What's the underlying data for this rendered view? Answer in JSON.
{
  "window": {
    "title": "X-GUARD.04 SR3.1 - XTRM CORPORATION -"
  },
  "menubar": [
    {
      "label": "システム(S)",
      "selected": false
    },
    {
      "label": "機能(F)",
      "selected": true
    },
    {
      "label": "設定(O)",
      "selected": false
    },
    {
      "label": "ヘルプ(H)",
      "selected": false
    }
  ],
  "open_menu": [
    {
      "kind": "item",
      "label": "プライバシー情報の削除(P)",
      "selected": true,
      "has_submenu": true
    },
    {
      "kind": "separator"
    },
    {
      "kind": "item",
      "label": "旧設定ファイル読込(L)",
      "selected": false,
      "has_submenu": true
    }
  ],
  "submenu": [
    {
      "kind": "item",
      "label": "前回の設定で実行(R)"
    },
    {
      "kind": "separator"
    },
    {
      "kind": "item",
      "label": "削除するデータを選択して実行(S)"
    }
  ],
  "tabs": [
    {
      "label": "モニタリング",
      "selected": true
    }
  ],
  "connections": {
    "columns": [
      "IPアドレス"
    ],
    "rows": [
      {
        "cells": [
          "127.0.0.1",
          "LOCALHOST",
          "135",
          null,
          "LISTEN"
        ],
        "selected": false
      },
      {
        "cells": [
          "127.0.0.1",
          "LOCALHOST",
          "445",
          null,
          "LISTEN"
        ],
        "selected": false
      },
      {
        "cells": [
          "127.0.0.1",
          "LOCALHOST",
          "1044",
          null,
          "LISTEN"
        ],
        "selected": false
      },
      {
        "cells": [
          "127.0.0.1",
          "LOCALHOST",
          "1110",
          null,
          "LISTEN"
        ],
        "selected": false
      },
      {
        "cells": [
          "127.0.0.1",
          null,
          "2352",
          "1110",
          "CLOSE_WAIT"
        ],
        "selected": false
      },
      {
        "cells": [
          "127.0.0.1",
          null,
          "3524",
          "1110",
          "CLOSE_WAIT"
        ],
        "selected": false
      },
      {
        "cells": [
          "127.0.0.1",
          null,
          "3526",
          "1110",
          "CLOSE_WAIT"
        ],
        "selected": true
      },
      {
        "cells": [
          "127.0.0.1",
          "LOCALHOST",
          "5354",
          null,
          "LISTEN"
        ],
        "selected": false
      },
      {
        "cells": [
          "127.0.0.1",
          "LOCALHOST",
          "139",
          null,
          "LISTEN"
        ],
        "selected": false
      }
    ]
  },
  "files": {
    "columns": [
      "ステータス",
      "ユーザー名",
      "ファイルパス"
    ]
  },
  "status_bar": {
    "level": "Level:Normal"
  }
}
------
TASK INSTRUCTIONS:
Exactly reproduce the material above.

ANSWER BELOW:
What's the underlying data for this rendered view? Answer in JSON.
{
  "window": {
    "title": "X-GUARD.04 SR3.1 - XTRM CORPORATION -"
  },
  "menubar": [
    {
      "label": "システム(S)",
      "selected": false
    },
    {
      "label": "機能(F)",
      "selected": true
    },
    {
      "label": "設定(O)",
      "selected": false
    },
    {
      "label": "ヘルプ(H)",
      "selected": false
    }
  ],
  "open_menu": [
    {
      "kind": "item",
      "label": "プライバシー情報の削除(P)",
      "selected": true,
      "has_submenu": true
    },
    {
      "kind": "separator"
    },
    {
      "kind": "item",
      "label": "旧設定ファイル読込(L)",
      "selected": false,
      "has_submenu": true
    }
  ],
  "submenu": [
    {
      "kind": "item",
      "label": "前回の設定で実行(R)"
    },
    {
      "kind": "separator"
    },
    {
      "kind": "item",
      "label": "削除するデータを選択して実行(S)"
    }
  ],
  "tabs": [
    {
      "label": "モニタリング",
      "selected": true
    }
  ],
  "connections": {
    "columns": [
      "IPアドレス"
    ],
    "rows": [
      {
        "cells": [
          "127.0.0.1",
          "LOCALHOST",
          "135",
          null,
          "LISTEN"
        ],
        "selected": false
      },
      {
        "cells": [
          "127.0.0.1",
          "LOCALHOST",
          "445",
          null,
          "LISTEN"
        ],
        "selected": false
      },
      {
        "cells": [
          "127.0.0.1",
          "LOCALHOST",
          "1044",
          null,
          "LISTEN"
        ],
        "selected": false
      },
      {
        "cells": [
          "127.0.0.1",
          "LOCALHOST",
          "1110",
          null,
          "LISTEN"
        ],
        "selected": false
      },
      {
        "cells": [
          "127.0.0.1",
          null,
          "2352",
          "1110",
          "CLOSE_WAIT"
        ],
        "selected": false
      },
      {
        "cells": [
          "127.0.0.1",
          null,
          "3524",
          "1110",
          "CLOSE_WAIT"
        ],
        "selected": false
      },
      {
        "cells": [
          "127.0.0.1",
          null,
          "3526",
          "1110",
          "CLOSE_WAIT"
        ],
        "selected": true
      },
      {
        "cells": [
          "127.0.0.1",
          "LOCALHOST",
          "5354",
          null,
          "LISTEN"
        ],
        "selected": false
      },
      {
        "cells": [
          "127.0.0.1",
          "LOCALHOST",
          "139",
          null,
          "LISTEN"
        ],
        "selected": false
      }
    ]
  },
  "files": {
    "columns": [
      "ステータス",
      "ユーザー名",
      "ファイルパス"
    ]
  },
  "status_bar": {
    "level": "Level:Normal"
  }
}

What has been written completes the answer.